» **Records for the task**
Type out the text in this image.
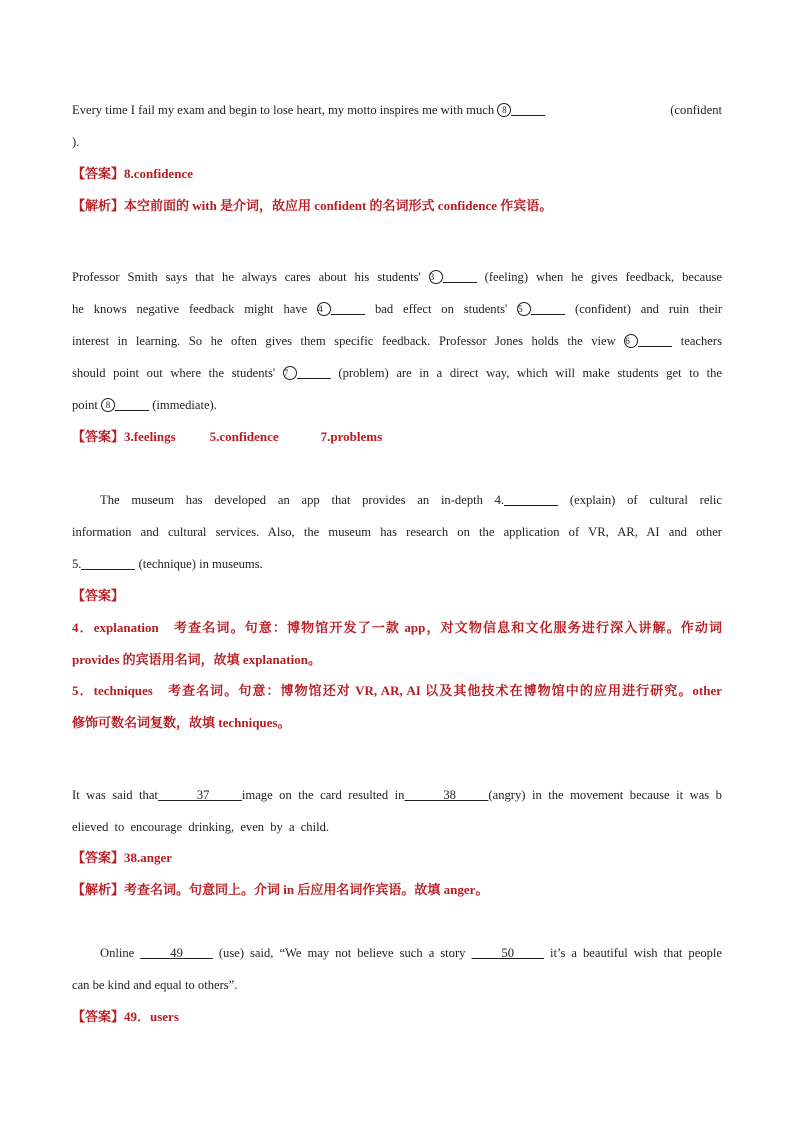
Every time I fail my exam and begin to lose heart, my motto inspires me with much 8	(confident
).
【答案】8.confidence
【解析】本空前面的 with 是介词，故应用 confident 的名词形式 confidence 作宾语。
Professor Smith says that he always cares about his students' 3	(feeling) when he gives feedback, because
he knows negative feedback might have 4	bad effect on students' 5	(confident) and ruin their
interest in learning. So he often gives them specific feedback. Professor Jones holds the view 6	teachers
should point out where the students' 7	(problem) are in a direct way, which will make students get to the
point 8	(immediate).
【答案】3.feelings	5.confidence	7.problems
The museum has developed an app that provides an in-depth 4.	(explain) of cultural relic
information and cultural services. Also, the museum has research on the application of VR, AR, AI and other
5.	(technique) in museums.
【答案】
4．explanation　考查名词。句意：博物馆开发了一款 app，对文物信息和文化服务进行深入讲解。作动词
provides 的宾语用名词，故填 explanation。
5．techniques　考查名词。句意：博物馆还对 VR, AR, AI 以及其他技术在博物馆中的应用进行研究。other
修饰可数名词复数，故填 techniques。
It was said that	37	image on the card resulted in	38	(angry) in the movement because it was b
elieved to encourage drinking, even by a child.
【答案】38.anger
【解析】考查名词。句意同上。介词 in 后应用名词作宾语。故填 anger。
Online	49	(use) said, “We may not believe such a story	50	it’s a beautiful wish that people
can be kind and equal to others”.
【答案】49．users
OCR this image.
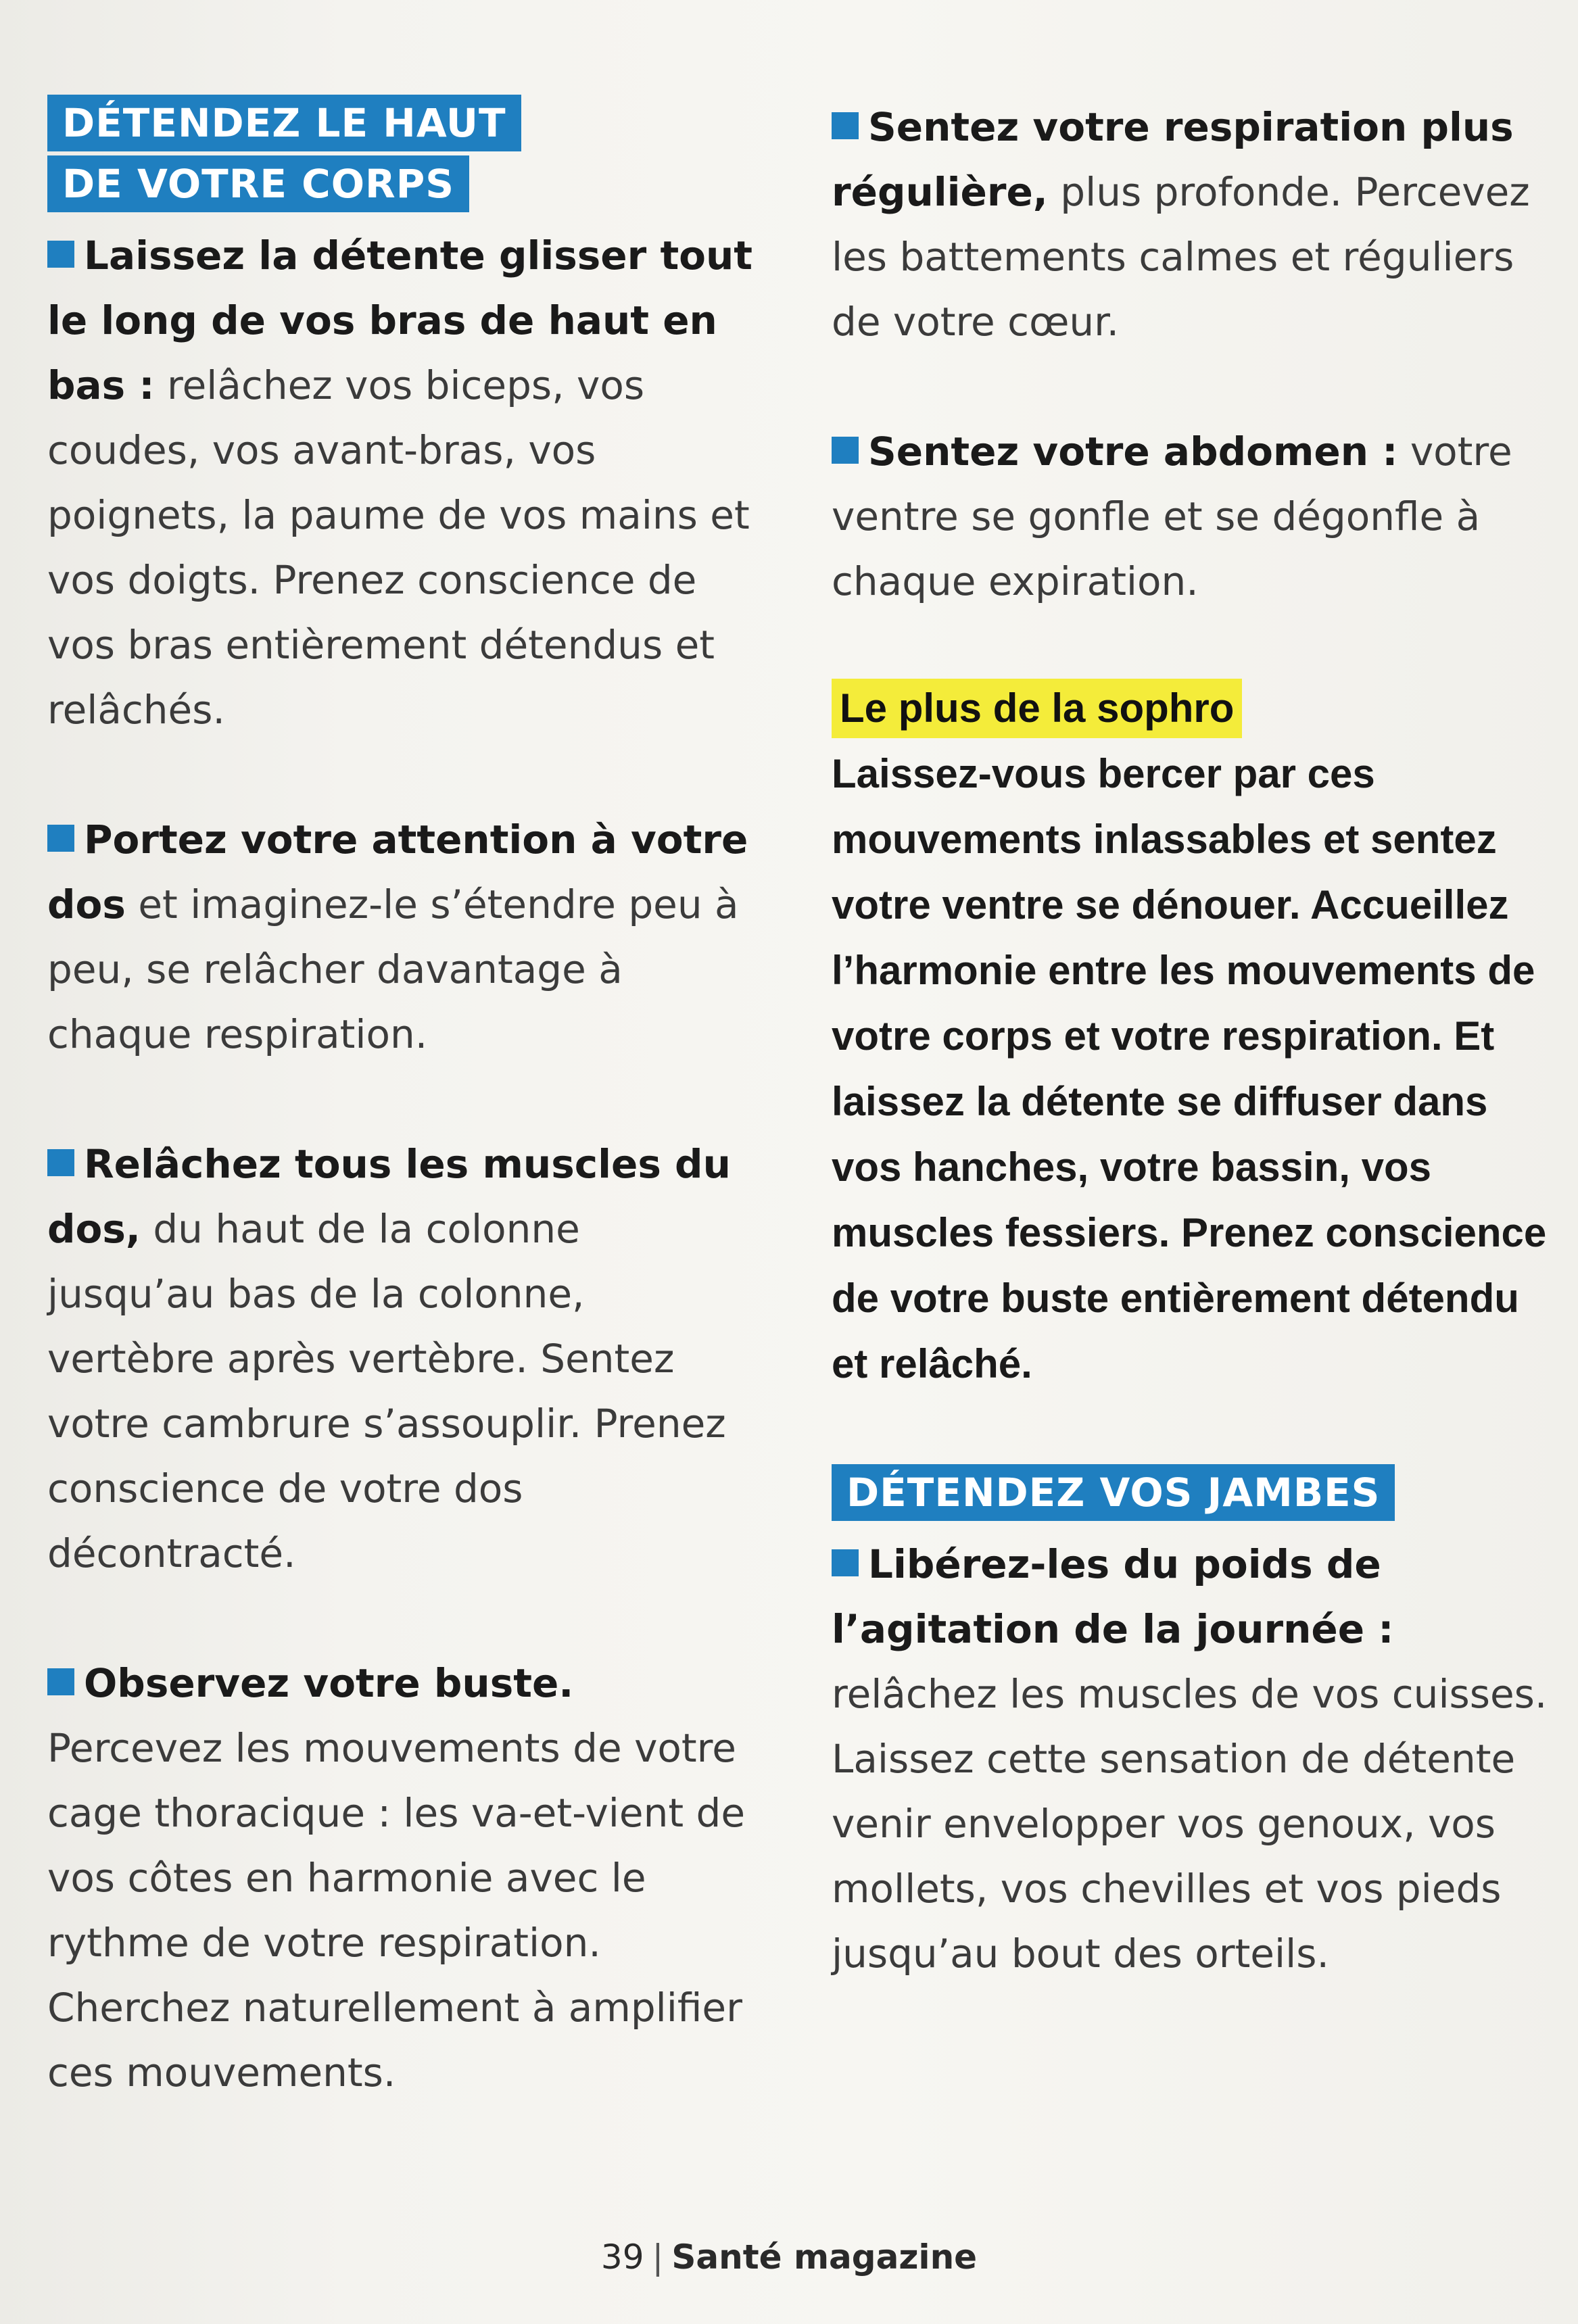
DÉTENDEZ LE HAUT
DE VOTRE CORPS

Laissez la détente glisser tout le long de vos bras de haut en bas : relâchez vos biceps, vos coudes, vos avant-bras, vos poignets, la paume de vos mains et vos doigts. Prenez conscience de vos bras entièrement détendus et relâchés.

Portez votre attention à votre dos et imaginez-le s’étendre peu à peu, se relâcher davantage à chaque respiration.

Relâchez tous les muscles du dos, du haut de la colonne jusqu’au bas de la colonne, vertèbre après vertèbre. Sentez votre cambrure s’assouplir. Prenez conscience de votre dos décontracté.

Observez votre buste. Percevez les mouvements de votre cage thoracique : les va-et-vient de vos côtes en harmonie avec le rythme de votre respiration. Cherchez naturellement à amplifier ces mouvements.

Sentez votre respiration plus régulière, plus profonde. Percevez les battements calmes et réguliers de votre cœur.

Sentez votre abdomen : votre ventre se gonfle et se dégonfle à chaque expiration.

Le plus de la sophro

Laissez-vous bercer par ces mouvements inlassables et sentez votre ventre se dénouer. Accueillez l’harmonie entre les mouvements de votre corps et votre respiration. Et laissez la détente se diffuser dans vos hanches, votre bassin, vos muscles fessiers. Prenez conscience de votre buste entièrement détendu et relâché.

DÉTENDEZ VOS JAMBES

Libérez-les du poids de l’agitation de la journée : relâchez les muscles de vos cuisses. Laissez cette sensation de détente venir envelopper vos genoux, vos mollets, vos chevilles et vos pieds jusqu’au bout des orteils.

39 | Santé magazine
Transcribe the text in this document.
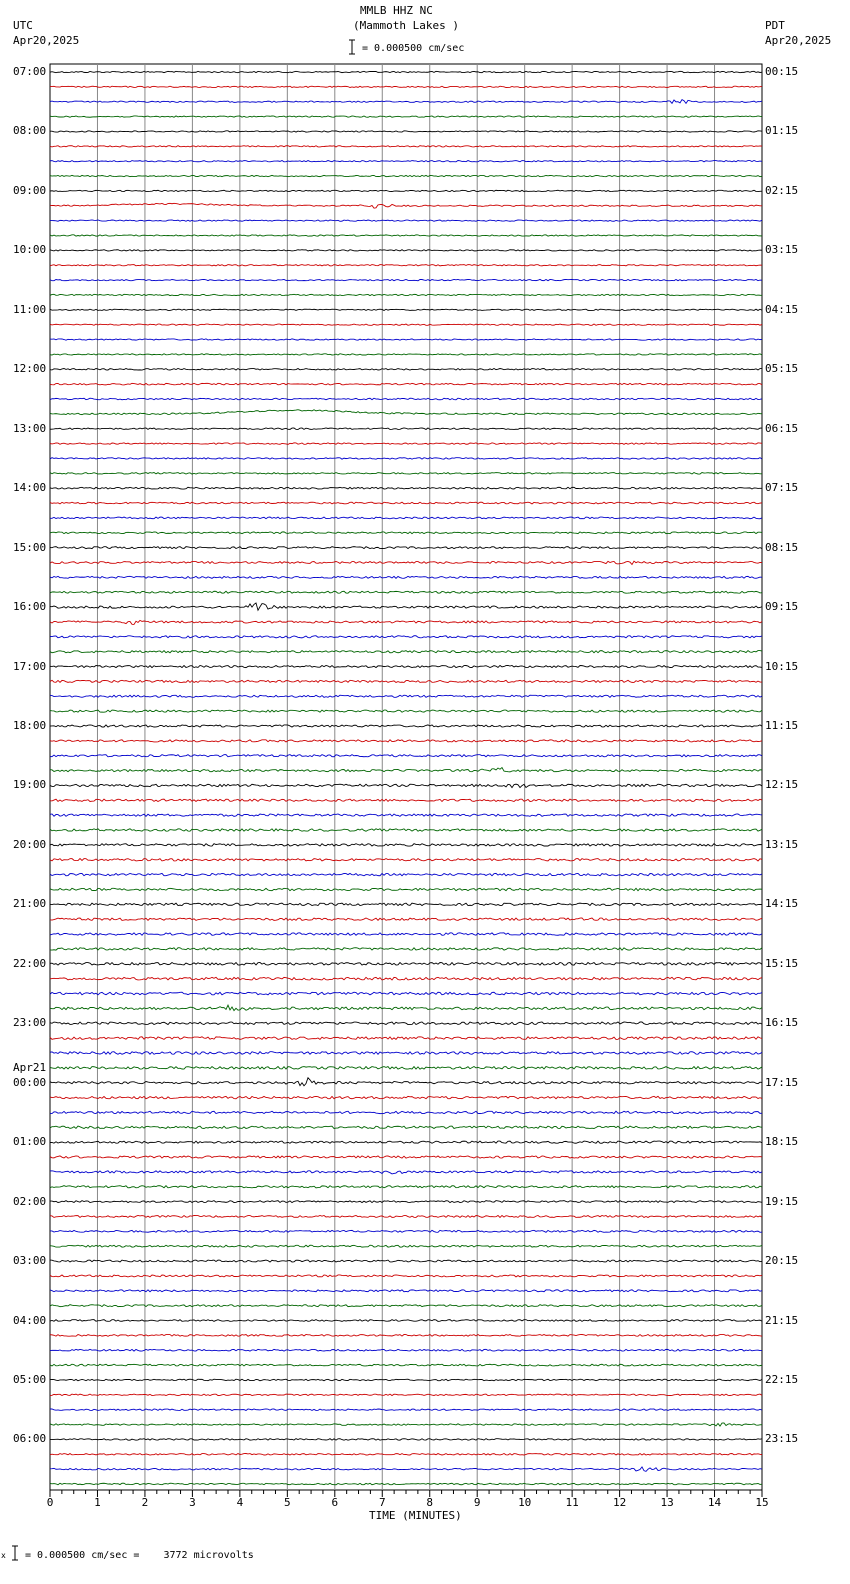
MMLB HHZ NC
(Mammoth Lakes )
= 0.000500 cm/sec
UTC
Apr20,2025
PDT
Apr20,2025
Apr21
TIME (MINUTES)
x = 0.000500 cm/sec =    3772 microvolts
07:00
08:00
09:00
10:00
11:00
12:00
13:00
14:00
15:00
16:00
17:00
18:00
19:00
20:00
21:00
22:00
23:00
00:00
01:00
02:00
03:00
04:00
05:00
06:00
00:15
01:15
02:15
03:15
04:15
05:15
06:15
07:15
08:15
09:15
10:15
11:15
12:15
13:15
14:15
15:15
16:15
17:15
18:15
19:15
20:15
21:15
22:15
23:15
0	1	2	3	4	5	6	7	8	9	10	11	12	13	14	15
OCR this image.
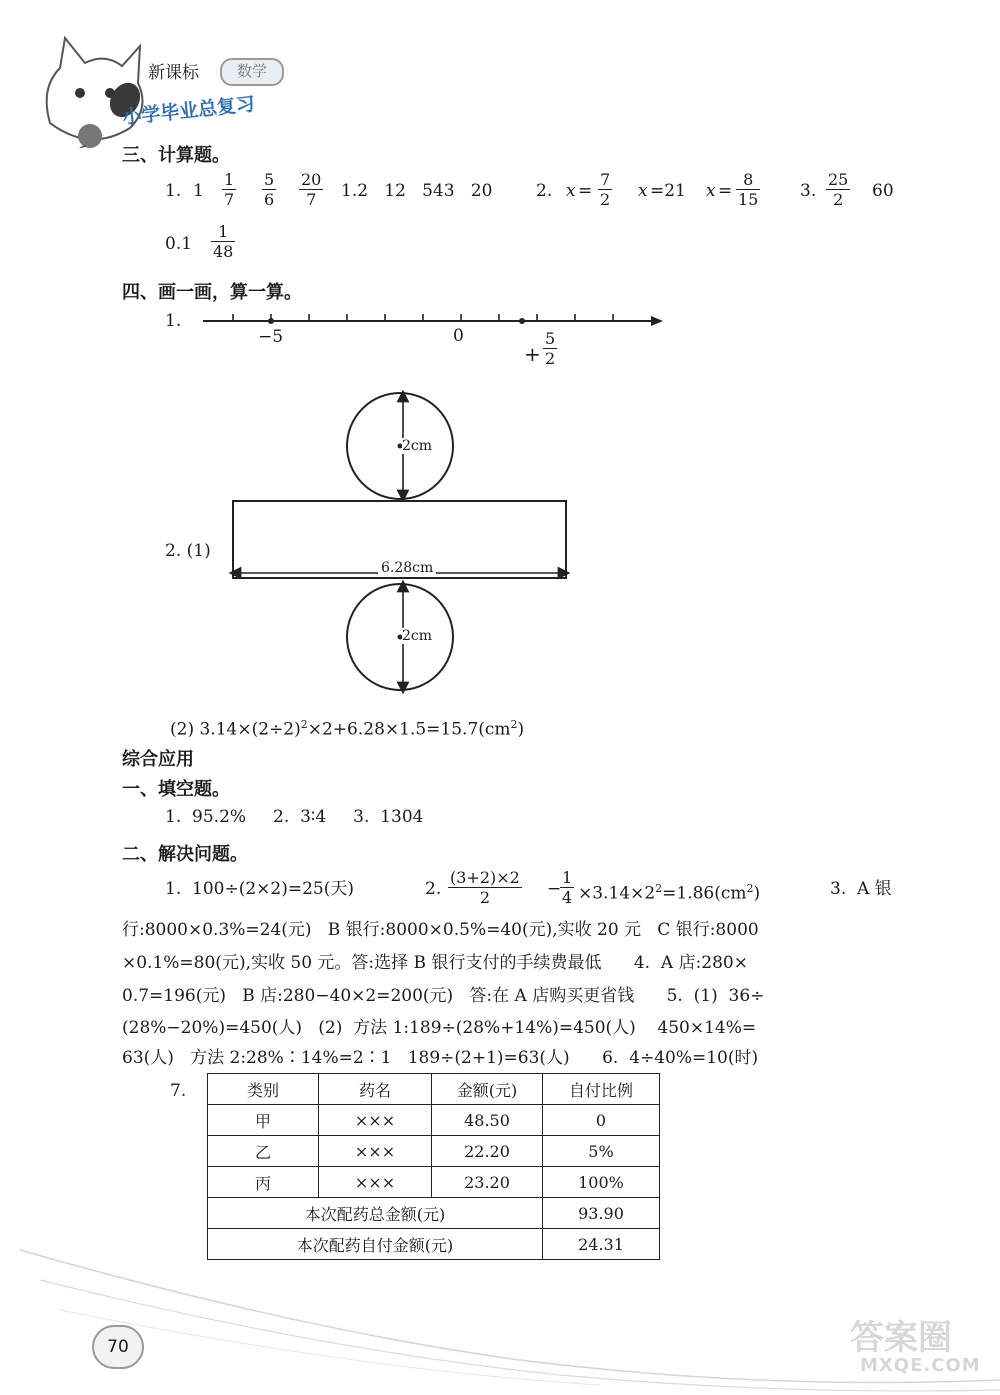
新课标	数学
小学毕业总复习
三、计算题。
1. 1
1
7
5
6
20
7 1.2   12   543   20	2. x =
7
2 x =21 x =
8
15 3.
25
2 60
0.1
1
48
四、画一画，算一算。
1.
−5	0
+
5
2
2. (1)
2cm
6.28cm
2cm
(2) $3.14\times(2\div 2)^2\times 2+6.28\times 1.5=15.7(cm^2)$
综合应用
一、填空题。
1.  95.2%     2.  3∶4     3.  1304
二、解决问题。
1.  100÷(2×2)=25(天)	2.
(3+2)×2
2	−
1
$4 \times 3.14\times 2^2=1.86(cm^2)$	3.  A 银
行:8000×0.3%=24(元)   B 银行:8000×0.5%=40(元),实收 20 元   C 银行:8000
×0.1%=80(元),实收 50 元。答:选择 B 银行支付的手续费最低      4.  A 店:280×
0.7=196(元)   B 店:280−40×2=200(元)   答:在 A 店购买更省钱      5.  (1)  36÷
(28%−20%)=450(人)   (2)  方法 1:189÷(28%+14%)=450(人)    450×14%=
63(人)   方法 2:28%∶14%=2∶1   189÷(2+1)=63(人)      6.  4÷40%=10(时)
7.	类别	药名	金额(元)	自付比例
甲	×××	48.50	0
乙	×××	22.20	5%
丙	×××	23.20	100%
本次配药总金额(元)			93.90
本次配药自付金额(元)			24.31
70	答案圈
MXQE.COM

» **Given task**
Transcribe every record above exactly as written, leaving out any pictures.

» **Complete output**
Type out the text in this image.
Every time I fail my exam and begin to lose heart, my motto inspires me with much 8	(confident
).
【答案】8.confidence
【解析】本空前面的 with 是介词，故应用 confident 的名词形式 confidence 作宾语。
Professor Smith says that he always cares about his students' 3	(feeling) when he gives feedback, because
he knows negative feedback might have 4	bad effect on students' 5	(confident) and ruin their
interest in learning. So he often gives them specific feedback. Professor Jones holds the view 6	teachers
should point out where the students' 7	(problem) are in a direct way, which will make students get to the
point 8	(immediate).
【答案】3.feelings	5.confidence	7.problems
The museum has developed an app that provides an in-depth 4.	(explain) of cultural relic
information and cultural services. Also, the museum has research on the application of VR, AR, AI and other
5.	(technique) in museums.
【答案】
4．explanation　考查名词。句意：博物馆开发了一款 app，对文物信息和文化服务进行深入讲解。作动词
provides 的宾语用名词，故填 explanation。
5．techniques　考查名词。句意：博物馆还对 VR, AR, AI 以及其他技术在博物馆中的应用进行研究。other
修饰可数名词复数，故填 techniques。
It was said that	37	image on the card resulted in	38	(angry) in the movement because it was b
elieved to encourage drinking, even by a child.
【答案】38.anger
【解析】考查名词。句意同上。介词 in 后应用名词作宾语。故填 anger。
Online	49	(use) said, “We may not believe such a story	50	it’s a beautiful wish that people
can be kind and equal to others”.
【答案】49．users
OCR this image.
DÉTENDEZ LE HAUT
DE VOTRE CORPS

Laissez la détente glisser tout le long de vos bras de haut en bas : relâchez vos biceps, vos coudes, vos avant-bras, vos poignets, la paume de vos mains et vos doigts. Prenez conscience de vos bras entièrement détendus et relâchés.

Portez votre attention à votre dos et imaginez-le s’étendre peu à peu, se relâcher davantage à chaque respiration.

Relâchez tous les muscles du dos, du haut de la colonne jusqu’au bas de la colonne, vertèbre après vertèbre. Sentez votre cambrure s’assouplir. Prenez conscience de votre dos décontracté.

Observez votre buste. Percevez les mouvements de votre cage thoracique : les va-et-vient de vos côtes en harmonie avec le rythme de votre respiration. Cherchez naturellement à amplifier ces mouvements.

Sentez votre respiration plus régulière, plus profonde. Percevez les battements calmes et réguliers de votre cœur.

Sentez votre abdomen : votre ventre se gonfle et se dégonfle à chaque expiration.

Le plus de la sophro

Laissez-vous bercer par ces mouvements inlassables et sentez votre ventre se dénouer. Accueillez l’harmonie entre les mouvements de votre corps et votre respiration. Et laissez la détente se diffuser dans vos hanches, votre bassin, vos muscles fessiers. Prenez conscience de votre buste entièrement détendu et relâché.

DÉTENDEZ VOS JAMBES

Libérez-les du poids de l’agitation de la journée : relâchez les muscles de vos cuisses. Laissez cette sensation de détente venir envelopper vos genoux, vos mollets, vos chevilles et vos pieds jusqu’au bout des orteils.

39 | Santé magazine
Transcribe the text in this document.
MMLB HHZ NC
(Mammoth Lakes )
= 0.000500 cm/sec
UTC
Apr20,2025
PDT
Apr20,2025
Apr21
TIME (MINUTES)
x = 0.000500 cm/sec =    3772 microvolts
07:00
08:00
09:00
10:00
11:00
12:00
13:00
14:00
15:00
16:00
17:00
18:00
19:00
20:00
21:00
22:00
23:00
00:00
01:00
02:00
03:00
04:00
05:00
06:00
00:15
01:15
02:15
03:15
04:15
05:15
06:15
07:15
08:15
09:15
10:15
11:15
12:15
13:15
14:15
15:15
16:15
17:15
18:15
19:15
20:15
21:15
22:15
23:15
0	1	2	3	4	5	6	7	8	9	10	11	12	13	14	15
OCR this image.
新课标	数学
小学毕业总复习
三、计算题。
1. 1
1
7
5
6
20
7 1.2   12   543   20	2. x =
7
2 x =21 x =
8
15 3.
25
2 60
0.1
1
48
四、画一画，算一算。
1.
−5	0
+
5
2
2. (1)
2cm
6.28cm
2cm
(2) $3.14\times(2\div 2)^2\times 2+6.28\times 1.5=15.7(cm^2)$
综合应用
一、填空题。
1.  95.2%     2.  3∶4     3.  1304
二、解决问题。
1.  100÷(2×2)=25(天)	2.
(3+2)×2
2	−
1
$4 \times 3.14\times 2^2=1.86(cm^2)$	3.  A 银
行:8000×0.3%=24(元)   B 银行:8000×0.5%=40(元),实收 20 元   C 银行:8000
×0.1%=80(元),实收 50 元。答:选择 B 银行支付的手续费最低      4.  A 店:280×
0.7=196(元)   B 店:280−40×2=200(元)   答:在 A 店购买更省钱      5.  (1)  36÷
(28%−20%)=450(人)   (2)  方法 1:189÷(28%+14%)=450(人)    450×14%=
63(人)   方法 2:28%∶14%=2∶1   189÷(2+1)=63(人)      6.  4÷40%=10(时)
7.	类别	药名	金额(元)	自付比例
甲	×××	48.50	0
乙	×××	22.20	5%
丙	×××	23.20	100%
本次配药总金额(元)			93.90
本次配药自付金额(元)			24.31
70	答案圈
MXQE.COM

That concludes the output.